■ What is asked: Gather all lines in the data that hold the string "Daily".

■ Extracted records:
↓↓↓

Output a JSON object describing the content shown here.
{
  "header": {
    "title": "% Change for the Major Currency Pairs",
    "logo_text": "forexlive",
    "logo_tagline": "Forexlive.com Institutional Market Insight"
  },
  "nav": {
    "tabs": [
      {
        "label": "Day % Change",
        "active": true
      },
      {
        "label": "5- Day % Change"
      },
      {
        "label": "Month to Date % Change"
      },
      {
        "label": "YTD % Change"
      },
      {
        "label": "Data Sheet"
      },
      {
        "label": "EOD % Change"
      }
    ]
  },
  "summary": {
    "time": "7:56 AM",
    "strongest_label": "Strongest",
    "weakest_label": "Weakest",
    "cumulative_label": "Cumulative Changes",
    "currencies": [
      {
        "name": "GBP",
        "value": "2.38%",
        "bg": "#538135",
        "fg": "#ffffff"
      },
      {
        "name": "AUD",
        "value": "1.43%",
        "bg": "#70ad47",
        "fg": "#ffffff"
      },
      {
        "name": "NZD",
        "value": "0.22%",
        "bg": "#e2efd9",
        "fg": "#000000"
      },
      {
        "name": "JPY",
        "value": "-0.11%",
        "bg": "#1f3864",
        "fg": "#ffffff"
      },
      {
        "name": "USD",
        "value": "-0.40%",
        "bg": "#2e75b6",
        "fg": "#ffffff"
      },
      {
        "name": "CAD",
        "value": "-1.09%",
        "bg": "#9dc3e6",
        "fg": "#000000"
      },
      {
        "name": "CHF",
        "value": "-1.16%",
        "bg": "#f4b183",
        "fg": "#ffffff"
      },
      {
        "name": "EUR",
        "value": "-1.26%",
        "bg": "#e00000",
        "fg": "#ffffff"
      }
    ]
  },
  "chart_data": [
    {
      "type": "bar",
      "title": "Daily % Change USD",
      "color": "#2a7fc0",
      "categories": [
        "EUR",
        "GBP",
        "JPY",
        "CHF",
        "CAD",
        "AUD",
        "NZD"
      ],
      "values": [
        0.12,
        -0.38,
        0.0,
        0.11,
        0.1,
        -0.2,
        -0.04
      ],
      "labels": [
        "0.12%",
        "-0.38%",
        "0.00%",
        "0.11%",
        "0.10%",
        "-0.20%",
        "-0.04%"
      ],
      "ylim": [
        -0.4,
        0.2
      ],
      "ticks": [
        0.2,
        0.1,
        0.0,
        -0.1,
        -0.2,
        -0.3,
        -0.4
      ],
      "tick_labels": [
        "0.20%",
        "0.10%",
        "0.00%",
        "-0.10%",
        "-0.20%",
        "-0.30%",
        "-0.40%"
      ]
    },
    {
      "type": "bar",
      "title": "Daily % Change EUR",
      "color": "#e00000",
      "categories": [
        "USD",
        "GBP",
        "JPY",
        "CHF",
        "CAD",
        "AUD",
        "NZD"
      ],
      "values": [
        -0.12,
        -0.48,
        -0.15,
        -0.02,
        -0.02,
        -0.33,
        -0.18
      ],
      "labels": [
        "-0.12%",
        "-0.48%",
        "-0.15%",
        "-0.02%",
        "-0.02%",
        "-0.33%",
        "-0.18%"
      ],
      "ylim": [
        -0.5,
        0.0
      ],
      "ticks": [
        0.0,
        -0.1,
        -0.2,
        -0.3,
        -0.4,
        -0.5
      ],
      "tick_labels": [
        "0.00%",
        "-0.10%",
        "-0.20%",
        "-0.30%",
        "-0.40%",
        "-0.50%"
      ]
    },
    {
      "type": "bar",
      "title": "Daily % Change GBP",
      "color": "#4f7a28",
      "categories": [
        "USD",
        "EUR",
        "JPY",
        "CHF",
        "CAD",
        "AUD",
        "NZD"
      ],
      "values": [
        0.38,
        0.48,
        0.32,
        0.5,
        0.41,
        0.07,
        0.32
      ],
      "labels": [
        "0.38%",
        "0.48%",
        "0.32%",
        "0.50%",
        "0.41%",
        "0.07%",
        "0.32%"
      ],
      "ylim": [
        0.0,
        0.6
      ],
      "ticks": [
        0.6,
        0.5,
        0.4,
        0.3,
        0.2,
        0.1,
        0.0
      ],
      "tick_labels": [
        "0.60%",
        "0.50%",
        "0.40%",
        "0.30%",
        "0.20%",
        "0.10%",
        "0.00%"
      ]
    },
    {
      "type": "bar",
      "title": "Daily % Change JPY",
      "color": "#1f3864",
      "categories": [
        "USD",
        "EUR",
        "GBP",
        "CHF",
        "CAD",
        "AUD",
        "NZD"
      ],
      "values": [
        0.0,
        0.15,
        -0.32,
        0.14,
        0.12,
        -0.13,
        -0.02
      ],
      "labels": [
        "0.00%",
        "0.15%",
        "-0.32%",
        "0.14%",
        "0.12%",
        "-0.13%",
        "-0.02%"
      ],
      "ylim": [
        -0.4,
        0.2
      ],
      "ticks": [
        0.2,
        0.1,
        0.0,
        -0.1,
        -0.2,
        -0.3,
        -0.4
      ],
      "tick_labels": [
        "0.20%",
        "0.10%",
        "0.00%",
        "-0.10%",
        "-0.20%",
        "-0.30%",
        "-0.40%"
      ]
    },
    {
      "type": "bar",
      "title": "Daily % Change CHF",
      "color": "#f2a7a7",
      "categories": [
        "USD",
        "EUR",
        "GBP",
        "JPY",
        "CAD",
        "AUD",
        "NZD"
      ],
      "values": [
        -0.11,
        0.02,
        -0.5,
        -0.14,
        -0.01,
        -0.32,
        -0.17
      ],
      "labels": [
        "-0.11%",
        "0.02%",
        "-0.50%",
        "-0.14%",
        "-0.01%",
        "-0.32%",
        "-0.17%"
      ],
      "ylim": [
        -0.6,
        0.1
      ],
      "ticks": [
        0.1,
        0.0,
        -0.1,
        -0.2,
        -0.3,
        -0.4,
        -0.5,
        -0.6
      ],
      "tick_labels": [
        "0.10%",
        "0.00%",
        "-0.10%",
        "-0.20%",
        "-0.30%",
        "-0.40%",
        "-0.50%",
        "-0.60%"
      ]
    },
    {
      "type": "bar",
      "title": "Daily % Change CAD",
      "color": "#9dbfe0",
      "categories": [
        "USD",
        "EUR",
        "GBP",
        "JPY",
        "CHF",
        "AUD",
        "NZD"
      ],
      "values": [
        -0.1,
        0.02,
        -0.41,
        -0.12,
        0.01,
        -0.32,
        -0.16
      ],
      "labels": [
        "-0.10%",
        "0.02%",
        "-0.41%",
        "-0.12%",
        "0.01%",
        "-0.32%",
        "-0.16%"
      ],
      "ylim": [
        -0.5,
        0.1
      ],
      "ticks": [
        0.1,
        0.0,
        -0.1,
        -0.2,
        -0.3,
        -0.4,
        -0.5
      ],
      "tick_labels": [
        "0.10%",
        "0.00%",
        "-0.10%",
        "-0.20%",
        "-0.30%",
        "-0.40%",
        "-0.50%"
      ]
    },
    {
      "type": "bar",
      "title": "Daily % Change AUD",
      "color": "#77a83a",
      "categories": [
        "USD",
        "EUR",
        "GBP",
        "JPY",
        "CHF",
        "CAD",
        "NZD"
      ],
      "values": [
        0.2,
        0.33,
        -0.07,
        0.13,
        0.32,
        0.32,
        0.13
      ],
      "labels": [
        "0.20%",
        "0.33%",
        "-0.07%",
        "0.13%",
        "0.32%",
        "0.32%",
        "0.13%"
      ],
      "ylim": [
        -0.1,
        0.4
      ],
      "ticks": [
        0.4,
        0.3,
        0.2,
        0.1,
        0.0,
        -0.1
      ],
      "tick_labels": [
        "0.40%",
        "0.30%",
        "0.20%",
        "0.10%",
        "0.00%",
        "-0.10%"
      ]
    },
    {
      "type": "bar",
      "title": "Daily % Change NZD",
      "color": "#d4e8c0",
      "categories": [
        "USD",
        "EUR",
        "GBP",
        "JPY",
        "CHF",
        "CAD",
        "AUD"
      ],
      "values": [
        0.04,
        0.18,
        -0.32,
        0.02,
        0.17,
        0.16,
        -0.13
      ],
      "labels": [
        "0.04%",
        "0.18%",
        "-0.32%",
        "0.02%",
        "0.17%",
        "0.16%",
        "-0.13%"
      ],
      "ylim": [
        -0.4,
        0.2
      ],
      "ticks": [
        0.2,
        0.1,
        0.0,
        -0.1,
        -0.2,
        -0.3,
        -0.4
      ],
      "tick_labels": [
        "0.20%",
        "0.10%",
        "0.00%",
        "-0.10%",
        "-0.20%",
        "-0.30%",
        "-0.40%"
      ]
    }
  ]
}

↑↑↑

■ Answer to the task:
      "title": "Daily % Change USD",
      "title": "Daily % Change EUR",
      "title": "Daily % Change GBP",
      "title": "Daily % Change JPY",
      "title": "Daily % Change CHF",
      "title": "Daily % Change CAD",
      "title": "Daily % Change AUD",
      "title": "Daily % Change NZD",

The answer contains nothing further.